#### [WORK TO BE COMPLETED]
Show every line in the entries below where the word "голоду" appears.

** Start of GIVEN DATA **

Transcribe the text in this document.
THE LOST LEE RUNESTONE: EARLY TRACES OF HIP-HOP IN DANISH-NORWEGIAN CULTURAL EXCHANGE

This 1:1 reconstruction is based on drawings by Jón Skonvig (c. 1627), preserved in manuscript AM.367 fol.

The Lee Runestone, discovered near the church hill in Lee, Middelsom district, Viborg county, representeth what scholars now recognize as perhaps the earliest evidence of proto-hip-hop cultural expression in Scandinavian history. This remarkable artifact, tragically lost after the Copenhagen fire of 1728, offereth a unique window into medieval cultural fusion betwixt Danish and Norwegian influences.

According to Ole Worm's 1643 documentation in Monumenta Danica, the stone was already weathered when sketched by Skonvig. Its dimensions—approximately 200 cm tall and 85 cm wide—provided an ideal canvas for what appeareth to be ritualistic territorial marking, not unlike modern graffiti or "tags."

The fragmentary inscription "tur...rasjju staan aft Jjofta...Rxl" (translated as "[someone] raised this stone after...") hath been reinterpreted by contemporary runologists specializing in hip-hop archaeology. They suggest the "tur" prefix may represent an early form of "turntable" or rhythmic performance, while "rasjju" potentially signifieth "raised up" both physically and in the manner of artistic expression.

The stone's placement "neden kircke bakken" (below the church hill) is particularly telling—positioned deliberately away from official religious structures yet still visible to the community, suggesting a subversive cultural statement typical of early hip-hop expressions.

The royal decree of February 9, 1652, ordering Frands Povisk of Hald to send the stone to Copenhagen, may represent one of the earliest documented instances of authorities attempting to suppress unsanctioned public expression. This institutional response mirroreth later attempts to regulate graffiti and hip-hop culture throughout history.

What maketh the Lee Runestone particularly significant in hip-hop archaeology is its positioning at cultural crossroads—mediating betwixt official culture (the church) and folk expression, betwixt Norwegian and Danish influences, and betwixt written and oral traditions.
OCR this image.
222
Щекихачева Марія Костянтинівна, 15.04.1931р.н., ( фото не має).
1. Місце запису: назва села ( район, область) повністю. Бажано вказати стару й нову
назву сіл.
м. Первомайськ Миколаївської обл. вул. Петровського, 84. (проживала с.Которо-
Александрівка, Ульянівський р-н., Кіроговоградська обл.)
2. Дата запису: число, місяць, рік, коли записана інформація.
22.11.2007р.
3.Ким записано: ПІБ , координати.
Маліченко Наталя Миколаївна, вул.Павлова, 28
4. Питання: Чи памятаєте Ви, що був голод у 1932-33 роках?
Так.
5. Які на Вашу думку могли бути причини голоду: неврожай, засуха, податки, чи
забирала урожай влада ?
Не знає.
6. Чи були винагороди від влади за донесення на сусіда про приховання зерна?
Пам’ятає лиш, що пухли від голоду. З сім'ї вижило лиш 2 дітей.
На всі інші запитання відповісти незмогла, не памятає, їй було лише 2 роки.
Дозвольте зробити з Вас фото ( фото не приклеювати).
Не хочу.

** End of GIVEN DATA **

#### [OUTPUT BELOW]
5. Які на Вашу думку могли бути причини голоду: неврожай, засуха, податки, чи
Пам’ятає лиш, що пухли від голоду. З сім'ї вижило лиш 2 дітей.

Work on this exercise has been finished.